* START Provided information *

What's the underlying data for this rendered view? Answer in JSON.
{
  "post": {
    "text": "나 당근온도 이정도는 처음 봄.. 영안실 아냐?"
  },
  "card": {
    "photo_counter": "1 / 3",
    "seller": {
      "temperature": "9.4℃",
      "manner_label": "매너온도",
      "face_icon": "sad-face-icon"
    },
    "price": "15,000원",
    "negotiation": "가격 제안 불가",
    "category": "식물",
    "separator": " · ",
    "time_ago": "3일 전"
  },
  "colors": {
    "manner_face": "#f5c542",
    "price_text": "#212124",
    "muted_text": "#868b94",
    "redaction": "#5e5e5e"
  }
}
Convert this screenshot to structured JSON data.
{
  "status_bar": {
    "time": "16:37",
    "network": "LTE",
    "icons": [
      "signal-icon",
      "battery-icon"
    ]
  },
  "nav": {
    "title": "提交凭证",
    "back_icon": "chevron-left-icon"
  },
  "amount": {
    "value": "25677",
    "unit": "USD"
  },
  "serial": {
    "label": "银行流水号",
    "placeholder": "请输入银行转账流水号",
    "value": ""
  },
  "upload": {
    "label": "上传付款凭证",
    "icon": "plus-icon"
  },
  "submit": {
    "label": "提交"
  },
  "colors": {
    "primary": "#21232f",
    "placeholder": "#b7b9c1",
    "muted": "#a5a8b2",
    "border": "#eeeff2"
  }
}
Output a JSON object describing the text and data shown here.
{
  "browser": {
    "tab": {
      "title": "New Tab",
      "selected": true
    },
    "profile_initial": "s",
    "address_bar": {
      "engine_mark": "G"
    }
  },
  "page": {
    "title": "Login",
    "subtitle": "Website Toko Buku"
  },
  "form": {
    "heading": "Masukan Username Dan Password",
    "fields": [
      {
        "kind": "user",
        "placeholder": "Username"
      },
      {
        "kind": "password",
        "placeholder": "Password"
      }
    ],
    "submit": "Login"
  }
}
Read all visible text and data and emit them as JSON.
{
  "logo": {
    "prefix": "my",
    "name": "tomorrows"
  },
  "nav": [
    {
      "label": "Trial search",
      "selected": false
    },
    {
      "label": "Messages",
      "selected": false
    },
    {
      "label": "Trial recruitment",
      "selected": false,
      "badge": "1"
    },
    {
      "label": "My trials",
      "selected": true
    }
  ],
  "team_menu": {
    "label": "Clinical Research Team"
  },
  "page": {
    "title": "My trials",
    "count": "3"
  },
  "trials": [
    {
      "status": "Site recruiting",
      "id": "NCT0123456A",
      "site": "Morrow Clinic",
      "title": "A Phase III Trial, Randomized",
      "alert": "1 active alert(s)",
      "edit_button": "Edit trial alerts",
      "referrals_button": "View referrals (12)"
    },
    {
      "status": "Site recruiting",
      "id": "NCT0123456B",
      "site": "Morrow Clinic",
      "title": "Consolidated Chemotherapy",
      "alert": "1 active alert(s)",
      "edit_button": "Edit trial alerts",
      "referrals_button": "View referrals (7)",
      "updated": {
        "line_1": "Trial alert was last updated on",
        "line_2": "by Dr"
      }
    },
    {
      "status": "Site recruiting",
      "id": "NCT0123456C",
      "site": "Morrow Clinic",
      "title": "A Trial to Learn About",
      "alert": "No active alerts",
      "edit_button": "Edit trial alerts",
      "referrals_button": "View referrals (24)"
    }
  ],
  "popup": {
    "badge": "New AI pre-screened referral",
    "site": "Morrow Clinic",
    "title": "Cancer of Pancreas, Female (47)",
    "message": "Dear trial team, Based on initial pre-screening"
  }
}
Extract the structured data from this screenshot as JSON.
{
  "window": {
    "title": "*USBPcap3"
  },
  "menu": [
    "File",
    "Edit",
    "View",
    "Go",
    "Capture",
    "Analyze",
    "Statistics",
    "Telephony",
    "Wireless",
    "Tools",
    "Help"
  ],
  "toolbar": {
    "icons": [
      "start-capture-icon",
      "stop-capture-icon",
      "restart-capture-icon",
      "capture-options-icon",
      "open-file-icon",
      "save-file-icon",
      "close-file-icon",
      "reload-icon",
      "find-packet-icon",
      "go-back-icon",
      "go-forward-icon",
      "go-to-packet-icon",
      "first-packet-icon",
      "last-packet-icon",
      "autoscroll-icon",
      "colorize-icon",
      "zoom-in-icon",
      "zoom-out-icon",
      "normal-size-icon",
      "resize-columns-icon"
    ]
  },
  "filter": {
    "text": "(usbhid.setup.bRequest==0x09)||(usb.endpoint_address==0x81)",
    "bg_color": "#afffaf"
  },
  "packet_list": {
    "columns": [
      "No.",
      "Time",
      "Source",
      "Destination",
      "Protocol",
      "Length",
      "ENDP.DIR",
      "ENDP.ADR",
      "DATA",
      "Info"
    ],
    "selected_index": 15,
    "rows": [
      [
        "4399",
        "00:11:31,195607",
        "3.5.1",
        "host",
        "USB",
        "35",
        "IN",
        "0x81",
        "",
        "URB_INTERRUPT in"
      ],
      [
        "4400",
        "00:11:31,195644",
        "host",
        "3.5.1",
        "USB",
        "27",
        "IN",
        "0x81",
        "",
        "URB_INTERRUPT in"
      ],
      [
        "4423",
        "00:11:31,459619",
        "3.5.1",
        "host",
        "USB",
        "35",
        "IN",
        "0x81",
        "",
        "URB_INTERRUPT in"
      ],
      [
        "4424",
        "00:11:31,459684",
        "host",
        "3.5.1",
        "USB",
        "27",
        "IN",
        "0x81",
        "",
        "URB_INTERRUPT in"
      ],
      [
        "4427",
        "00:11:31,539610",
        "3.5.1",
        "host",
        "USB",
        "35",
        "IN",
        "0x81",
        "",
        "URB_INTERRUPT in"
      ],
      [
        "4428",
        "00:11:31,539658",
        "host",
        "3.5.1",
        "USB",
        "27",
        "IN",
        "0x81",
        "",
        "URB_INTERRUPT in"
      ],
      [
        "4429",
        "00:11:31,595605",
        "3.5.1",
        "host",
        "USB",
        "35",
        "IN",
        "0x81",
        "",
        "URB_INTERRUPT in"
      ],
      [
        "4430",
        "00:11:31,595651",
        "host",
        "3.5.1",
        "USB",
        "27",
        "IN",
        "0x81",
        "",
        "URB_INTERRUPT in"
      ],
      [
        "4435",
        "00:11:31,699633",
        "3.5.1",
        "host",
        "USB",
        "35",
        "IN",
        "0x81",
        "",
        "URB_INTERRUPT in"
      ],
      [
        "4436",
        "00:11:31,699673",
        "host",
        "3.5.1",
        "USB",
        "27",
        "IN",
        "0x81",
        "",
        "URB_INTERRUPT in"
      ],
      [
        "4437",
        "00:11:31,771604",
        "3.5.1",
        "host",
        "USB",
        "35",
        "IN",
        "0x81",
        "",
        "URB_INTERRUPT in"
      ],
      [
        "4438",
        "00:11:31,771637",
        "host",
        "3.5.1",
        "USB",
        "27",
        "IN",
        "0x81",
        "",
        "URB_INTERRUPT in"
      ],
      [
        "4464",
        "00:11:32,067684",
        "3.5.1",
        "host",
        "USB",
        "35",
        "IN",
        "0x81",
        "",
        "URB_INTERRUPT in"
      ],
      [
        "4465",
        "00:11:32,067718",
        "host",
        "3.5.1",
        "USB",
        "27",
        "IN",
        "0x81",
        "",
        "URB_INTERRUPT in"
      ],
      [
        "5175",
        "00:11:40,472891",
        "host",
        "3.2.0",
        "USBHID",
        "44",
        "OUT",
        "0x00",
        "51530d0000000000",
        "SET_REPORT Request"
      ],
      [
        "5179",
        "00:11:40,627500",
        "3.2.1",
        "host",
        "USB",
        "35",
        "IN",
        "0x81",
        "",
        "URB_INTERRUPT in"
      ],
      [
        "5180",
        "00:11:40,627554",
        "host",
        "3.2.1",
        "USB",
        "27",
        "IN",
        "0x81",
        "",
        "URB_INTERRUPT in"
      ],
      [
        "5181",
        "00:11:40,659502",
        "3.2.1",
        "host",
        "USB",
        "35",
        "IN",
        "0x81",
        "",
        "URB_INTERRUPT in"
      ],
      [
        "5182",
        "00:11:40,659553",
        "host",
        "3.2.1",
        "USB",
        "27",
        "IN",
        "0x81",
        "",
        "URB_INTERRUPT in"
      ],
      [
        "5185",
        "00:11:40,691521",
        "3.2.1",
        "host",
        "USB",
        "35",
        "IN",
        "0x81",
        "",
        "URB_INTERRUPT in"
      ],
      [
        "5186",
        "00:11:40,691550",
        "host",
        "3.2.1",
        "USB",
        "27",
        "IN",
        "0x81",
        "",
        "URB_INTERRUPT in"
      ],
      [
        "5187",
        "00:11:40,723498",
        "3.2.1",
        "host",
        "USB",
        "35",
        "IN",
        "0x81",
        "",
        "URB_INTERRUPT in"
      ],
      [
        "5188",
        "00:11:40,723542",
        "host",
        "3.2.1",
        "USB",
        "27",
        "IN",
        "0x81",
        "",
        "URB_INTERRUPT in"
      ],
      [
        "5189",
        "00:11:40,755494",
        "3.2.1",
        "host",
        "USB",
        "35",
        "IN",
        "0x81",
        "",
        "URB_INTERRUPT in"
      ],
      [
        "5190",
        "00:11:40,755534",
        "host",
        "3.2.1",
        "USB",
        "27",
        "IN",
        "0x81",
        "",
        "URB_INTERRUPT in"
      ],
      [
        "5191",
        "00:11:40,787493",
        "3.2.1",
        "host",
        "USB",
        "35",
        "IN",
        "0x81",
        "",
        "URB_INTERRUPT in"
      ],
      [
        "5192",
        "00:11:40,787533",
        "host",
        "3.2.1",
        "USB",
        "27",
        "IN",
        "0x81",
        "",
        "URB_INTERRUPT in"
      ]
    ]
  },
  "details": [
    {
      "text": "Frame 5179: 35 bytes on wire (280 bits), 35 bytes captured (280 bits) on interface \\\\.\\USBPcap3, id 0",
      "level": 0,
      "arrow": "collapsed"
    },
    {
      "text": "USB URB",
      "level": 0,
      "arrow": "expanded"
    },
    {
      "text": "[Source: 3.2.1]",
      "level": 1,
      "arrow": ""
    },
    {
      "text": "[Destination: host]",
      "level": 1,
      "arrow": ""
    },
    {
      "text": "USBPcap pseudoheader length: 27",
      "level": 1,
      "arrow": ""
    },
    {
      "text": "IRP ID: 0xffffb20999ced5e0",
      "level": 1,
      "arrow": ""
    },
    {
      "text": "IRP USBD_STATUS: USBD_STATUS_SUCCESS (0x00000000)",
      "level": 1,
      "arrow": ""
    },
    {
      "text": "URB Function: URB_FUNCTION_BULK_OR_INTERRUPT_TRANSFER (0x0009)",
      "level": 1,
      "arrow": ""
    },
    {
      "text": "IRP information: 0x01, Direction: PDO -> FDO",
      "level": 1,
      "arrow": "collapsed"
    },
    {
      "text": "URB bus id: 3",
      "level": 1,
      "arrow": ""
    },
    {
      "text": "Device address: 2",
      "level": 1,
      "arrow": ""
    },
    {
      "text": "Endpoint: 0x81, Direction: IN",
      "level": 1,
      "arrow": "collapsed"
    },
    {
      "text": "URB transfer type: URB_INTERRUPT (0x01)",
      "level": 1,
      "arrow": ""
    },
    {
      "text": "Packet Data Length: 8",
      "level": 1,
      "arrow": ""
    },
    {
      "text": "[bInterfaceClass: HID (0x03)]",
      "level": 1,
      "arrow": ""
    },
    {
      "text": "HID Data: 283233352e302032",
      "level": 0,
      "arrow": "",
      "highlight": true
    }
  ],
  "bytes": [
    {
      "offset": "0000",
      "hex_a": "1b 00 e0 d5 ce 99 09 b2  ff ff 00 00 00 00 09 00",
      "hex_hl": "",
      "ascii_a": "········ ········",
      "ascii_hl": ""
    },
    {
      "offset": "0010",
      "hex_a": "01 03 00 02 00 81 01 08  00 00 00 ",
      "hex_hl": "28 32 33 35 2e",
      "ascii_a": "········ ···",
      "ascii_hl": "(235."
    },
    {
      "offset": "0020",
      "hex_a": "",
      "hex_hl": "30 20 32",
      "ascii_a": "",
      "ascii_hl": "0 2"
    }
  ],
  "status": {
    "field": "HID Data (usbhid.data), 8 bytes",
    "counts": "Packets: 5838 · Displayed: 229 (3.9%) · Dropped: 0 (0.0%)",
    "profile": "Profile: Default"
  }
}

* END Provided information *

Request.
Give the number of lines in the listing above that hold the string "Direction", with nothing else.

Expected answer.
2